All lines featuring the string "make" are to be listed.

════════════════

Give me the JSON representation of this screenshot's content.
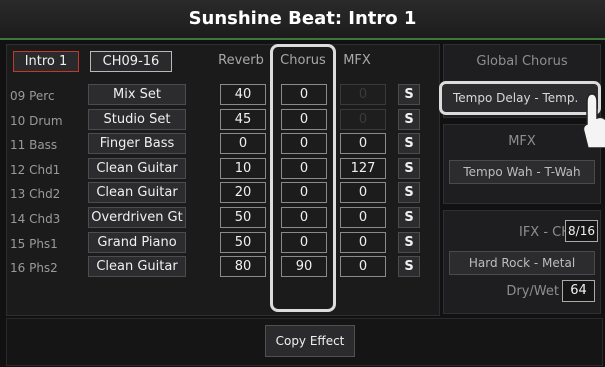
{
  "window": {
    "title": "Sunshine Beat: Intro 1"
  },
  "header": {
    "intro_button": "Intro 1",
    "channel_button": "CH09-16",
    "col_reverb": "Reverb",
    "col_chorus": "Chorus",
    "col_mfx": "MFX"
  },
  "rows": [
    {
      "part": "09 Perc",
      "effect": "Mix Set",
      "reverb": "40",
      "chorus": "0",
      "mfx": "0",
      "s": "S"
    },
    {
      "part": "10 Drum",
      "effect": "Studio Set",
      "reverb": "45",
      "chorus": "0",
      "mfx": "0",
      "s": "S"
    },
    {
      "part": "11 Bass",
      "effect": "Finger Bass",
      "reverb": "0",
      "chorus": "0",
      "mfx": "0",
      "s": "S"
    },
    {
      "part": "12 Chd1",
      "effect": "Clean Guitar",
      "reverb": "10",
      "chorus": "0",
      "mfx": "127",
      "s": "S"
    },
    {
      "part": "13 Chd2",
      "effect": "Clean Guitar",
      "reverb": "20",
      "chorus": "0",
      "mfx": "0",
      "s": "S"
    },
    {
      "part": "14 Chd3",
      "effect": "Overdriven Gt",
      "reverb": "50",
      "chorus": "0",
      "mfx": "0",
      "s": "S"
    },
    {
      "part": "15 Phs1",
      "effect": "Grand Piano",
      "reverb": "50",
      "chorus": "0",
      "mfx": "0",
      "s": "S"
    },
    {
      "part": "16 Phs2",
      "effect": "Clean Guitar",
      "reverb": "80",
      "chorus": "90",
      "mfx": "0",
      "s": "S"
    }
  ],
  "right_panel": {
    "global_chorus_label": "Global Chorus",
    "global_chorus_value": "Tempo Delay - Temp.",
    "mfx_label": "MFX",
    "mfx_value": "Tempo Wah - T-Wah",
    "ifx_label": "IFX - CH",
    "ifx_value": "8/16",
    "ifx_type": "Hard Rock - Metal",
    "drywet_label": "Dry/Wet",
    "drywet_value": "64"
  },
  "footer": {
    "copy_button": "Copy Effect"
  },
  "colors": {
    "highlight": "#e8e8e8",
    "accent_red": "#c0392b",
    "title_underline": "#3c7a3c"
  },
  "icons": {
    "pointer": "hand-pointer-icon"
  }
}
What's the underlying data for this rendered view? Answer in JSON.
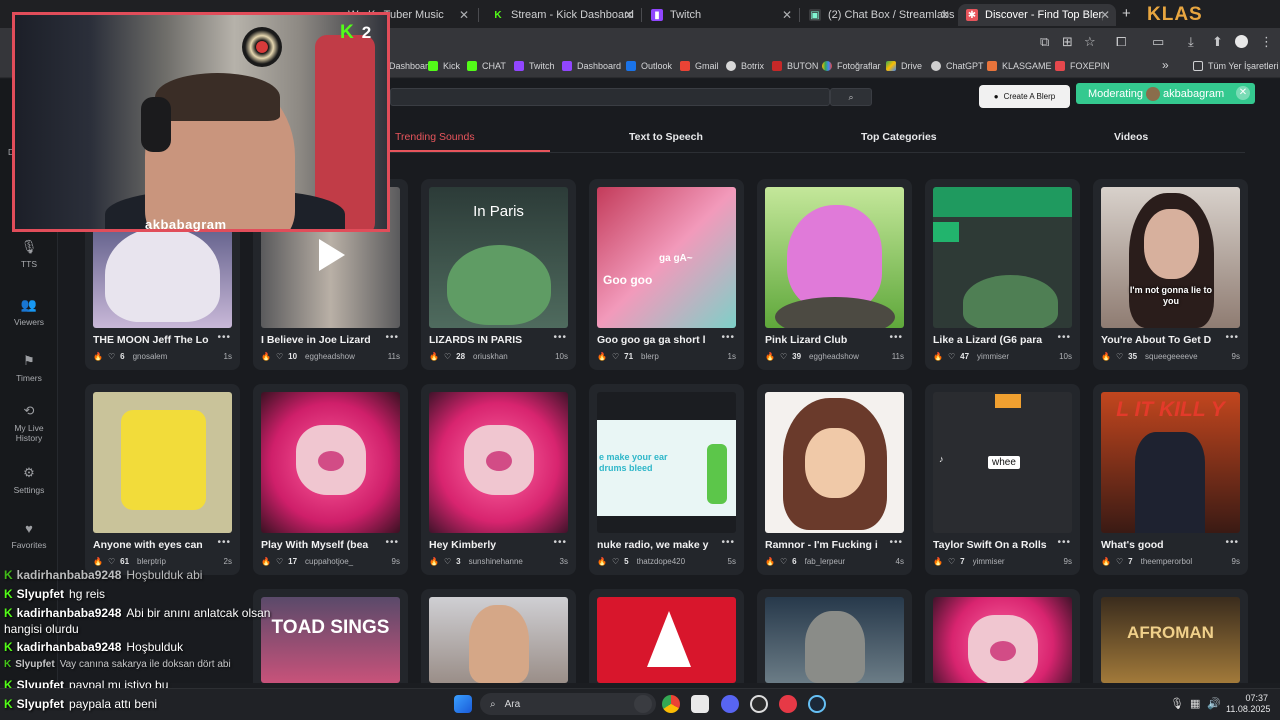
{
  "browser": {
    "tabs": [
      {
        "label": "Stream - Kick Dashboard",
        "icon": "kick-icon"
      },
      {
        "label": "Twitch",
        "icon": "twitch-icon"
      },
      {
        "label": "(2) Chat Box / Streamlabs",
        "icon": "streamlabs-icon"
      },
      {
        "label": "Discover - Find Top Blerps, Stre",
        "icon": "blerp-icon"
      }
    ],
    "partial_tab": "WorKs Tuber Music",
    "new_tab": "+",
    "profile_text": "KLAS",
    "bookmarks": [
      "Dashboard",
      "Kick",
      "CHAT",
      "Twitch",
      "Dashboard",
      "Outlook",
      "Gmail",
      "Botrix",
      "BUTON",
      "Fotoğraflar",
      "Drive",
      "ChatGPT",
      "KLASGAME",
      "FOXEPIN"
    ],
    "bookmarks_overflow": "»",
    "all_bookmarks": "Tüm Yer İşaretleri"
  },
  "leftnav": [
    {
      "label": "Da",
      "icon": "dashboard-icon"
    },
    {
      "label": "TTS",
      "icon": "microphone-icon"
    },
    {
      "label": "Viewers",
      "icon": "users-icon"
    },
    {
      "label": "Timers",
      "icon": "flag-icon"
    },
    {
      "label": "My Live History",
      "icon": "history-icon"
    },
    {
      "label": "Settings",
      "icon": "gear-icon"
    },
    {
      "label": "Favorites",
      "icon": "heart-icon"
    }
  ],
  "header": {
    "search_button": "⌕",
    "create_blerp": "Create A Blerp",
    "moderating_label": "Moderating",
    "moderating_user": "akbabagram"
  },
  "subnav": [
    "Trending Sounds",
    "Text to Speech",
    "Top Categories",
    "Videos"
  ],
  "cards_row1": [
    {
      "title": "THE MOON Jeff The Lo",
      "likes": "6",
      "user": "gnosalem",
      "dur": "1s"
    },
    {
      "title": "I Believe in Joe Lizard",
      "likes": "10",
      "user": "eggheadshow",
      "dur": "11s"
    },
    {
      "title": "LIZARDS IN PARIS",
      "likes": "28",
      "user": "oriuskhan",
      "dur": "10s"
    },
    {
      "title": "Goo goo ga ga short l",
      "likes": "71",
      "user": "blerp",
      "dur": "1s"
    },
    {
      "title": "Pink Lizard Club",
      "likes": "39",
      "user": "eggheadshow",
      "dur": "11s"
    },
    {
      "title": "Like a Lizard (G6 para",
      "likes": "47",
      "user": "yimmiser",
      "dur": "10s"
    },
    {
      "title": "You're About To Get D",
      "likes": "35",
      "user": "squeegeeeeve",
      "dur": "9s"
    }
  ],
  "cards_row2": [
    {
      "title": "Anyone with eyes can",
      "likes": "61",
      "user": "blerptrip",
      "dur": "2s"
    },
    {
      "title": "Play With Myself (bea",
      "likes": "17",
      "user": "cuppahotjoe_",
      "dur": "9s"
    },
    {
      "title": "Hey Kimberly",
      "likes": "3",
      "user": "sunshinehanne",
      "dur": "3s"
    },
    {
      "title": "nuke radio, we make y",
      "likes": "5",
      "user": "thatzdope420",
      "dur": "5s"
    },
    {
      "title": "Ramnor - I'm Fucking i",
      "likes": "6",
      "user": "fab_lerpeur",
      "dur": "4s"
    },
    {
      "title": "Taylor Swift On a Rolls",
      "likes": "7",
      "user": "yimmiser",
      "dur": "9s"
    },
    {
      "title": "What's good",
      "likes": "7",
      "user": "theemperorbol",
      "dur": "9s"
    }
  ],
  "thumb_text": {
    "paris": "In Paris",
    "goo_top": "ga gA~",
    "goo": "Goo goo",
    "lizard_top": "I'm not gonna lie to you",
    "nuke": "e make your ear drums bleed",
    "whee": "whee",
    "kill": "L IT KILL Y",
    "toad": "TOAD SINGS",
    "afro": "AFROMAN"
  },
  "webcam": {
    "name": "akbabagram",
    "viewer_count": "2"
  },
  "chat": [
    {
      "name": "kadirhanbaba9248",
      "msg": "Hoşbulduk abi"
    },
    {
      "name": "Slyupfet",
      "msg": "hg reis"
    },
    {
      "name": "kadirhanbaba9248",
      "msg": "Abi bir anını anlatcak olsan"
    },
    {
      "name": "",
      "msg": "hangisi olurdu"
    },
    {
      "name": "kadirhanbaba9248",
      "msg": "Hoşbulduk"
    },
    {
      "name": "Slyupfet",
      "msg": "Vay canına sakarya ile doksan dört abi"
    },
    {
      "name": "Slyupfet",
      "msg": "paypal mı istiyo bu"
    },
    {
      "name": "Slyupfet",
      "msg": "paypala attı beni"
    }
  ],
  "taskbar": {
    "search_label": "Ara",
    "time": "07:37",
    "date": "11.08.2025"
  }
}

════════════════

> Result:
      "title": "nuke radio, we make y",
    "nuke": "e make your ear drums bleed",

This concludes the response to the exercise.